* _Goal of the exercise_
Set down the records once more, please, exactly and with the pictures left out.
Start Given records
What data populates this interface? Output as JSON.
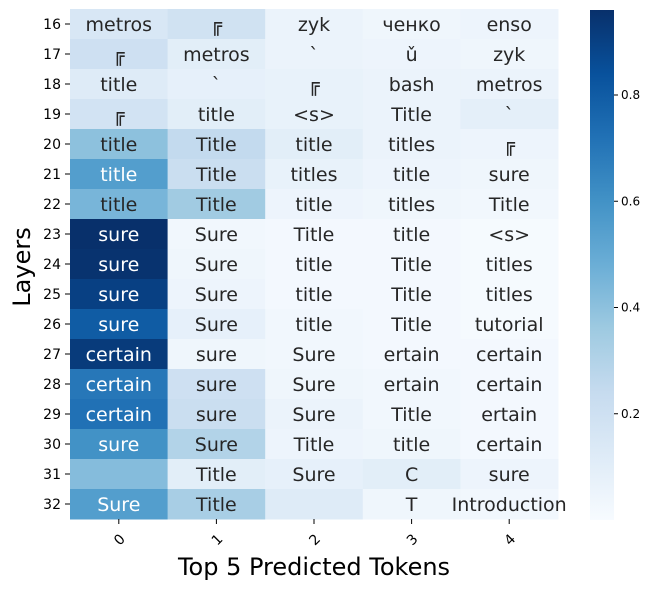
{
  "chart_data": {
    "type": "heatmap",
    "xlabel": "Top 5 Predicted Tokens",
    "ylabel": "Layers",
    "x_categories": [
      "0",
      "1",
      "2",
      "3",
      "4"
    ],
    "y_categories": [
      "16",
      "17",
      "18",
      "19",
      "20",
      "21",
      "22",
      "23",
      "24",
      "25",
      "26",
      "27",
      "28",
      "29",
      "30",
      "31",
      "32"
    ],
    "tokens": [
      [
        "metros",
        "╔",
        "zyk",
        "ченко",
        "enso"
      ],
      [
        "╔",
        "metros",
        "`",
        "ǔ",
        "zyk"
      ],
      [
        "title",
        "`",
        "╔",
        "bash",
        "metros"
      ],
      [
        "╔",
        "title",
        "<s>",
        "Title",
        "`"
      ],
      [
        "title",
        "Title",
        "title",
        "titles",
        "╔"
      ],
      [
        "title",
        "Title",
        "titles",
        "title",
        "sure"
      ],
      [
        "title",
        "Title",
        "title",
        "titles",
        "Title"
      ],
      [
        "sure",
        "Sure",
        "Title",
        "title",
        "<s>"
      ],
      [
        "sure",
        "Sure",
        "title",
        "Title",
        "titles"
      ],
      [
        "sure",
        "Sure",
        "title",
        "Title",
        "titles"
      ],
      [
        "sure",
        "Sure",
        "title",
        "Title",
        "tutorial"
      ],
      [
        "certain",
        "sure",
        "Sure",
        "ertain",
        "certain"
      ],
      [
        "certain",
        "sure",
        "Sure",
        "ertain",
        "certain"
      ],
      [
        "certain",
        "sure",
        "Sure",
        "Title",
        "ertain"
      ],
      [
        "sure",
        "Sure",
        "Title",
        "title",
        "certain"
      ],
      [
        "",
        "Title",
        "Sure",
        "C",
        "sure"
      ],
      [
        "Sure",
        "Title",
        "",
        "T",
        "Introduction"
      ]
    ],
    "values": [
      [
        0.15,
        0.19,
        0.06,
        0.04,
        0.05
      ],
      [
        0.2,
        0.1,
        0.06,
        0.05,
        0.04
      ],
      [
        0.12,
        0.08,
        0.07,
        0.06,
        0.06
      ],
      [
        0.18,
        0.1,
        0.07,
        0.06,
        0.09
      ],
      [
        0.4,
        0.25,
        0.1,
        0.06,
        0.05
      ],
      [
        0.55,
        0.22,
        0.07,
        0.05,
        0.04
      ],
      [
        0.45,
        0.35,
        0.05,
        0.04,
        0.03
      ],
      [
        0.96,
        0.03,
        0.02,
        0.02,
        0.01
      ],
      [
        0.95,
        0.04,
        0.02,
        0.02,
        0.01
      ],
      [
        0.9,
        0.05,
        0.02,
        0.02,
        0.01
      ],
      [
        0.8,
        0.08,
        0.03,
        0.02,
        0.01
      ],
      [
        0.92,
        0.04,
        0.03,
        0.02,
        0.02
      ],
      [
        0.7,
        0.2,
        0.04,
        0.03,
        0.02
      ],
      [
        0.72,
        0.22,
        0.06,
        0.03,
        0.02
      ],
      [
        0.6,
        0.3,
        0.05,
        0.04,
        0.02
      ],
      [
        0.42,
        0.1,
        0.08,
        0.1,
        0.05
      ],
      [
        0.55,
        0.33,
        0.12,
        0.04,
        0.03
      ]
    ],
    "vmin": 0,
    "vmax": 0.96,
    "colorbar_ticks": [
      0.2,
      0.4,
      0.6,
      0.8
    ],
    "colormap": "Blues"
  }
}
End Given records
* _Worked solution_
What data populates this interface? Output as JSON.
{
  "chart_data": {
    "type": "heatmap",
    "xlabel": "Top 5 Predicted Tokens",
    "ylabel": "Layers",
    "x_categories": [
      "0",
      "1",
      "2",
      "3",
      "4"
    ],
    "y_categories": [
      "16",
      "17",
      "18",
      "19",
      "20",
      "21",
      "22",
      "23",
      "24",
      "25",
      "26",
      "27",
      "28",
      "29",
      "30",
      "31",
      "32"
    ],
    "tokens": [
      [
        "metros",
        "╔",
        "zyk",
        "ченко",
        "enso"
      ],
      [
        "╔",
        "metros",
        "`",
        "ǔ",
        "zyk"
      ],
      [
        "title",
        "`",
        "╔",
        "bash",
        "metros"
      ],
      [
        "╔",
        "title",
        "<s>",
        "Title",
        "`"
      ],
      [
        "title",
        "Title",
        "title",
        "titles",
        "╔"
      ],
      [
        "title",
        "Title",
        "titles",
        "title",
        "sure"
      ],
      [
        "title",
        "Title",
        "title",
        "titles",
        "Title"
      ],
      [
        "sure",
        "Sure",
        "Title",
        "title",
        "<s>"
      ],
      [
        "sure",
        "Sure",
        "title",
        "Title",
        "titles"
      ],
      [
        "sure",
        "Sure",
        "title",
        "Title",
        "titles"
      ],
      [
        "sure",
        "Sure",
        "title",
        "Title",
        "tutorial"
      ],
      [
        "certain",
        "sure",
        "Sure",
        "ertain",
        "certain"
      ],
      [
        "certain",
        "sure",
        "Sure",
        "ertain",
        "certain"
      ],
      [
        "certain",
        "sure",
        "Sure",
        "Title",
        "ertain"
      ],
      [
        "sure",
        "Sure",
        "Title",
        "title",
        "certain"
      ],
      [
        "",
        "Title",
        "Sure",
        "C",
        "sure"
      ],
      [
        "Sure",
        "Title",
        "",
        "T",
        "Introduction"
      ]
    ],
    "values": [
      [
        0.15,
        0.19,
        0.06,
        0.04,
        0.05
      ],
      [
        0.2,
        0.1,
        0.06,
        0.05,
        0.04
      ],
      [
        0.12,
        0.08,
        0.07,
        0.06,
        0.06
      ],
      [
        0.18,
        0.1,
        0.07,
        0.06,
        0.09
      ],
      [
        0.4,
        0.25,
        0.1,
        0.06,
        0.05
      ],
      [
        0.55,
        0.22,
        0.07,
        0.05,
        0.04
      ],
      [
        0.45,
        0.35,
        0.05,
        0.04,
        0.03
      ],
      [
        0.96,
        0.03,
        0.02,
        0.02,
        0.01
      ],
      [
        0.95,
        0.04,
        0.02,
        0.02,
        0.01
      ],
      [
        0.9,
        0.05,
        0.02,
        0.02,
        0.01
      ],
      [
        0.8,
        0.08,
        0.03,
        0.02,
        0.01
      ],
      [
        0.92,
        0.04,
        0.03,
        0.02,
        0.02
      ],
      [
        0.7,
        0.2,
        0.04,
        0.03,
        0.02
      ],
      [
        0.72,
        0.22,
        0.06,
        0.03,
        0.02
      ],
      [
        0.6,
        0.3,
        0.05,
        0.04,
        0.02
      ],
      [
        0.42,
        0.1,
        0.08,
        0.1,
        0.05
      ],
      [
        0.55,
        0.33,
        0.12,
        0.04,
        0.03
      ]
    ],
    "vmin": 0,
    "vmax": 0.96,
    "colorbar_ticks": [
      0.2,
      0.4,
      0.6,
      0.8
    ],
    "colormap": "Blues"
  }
}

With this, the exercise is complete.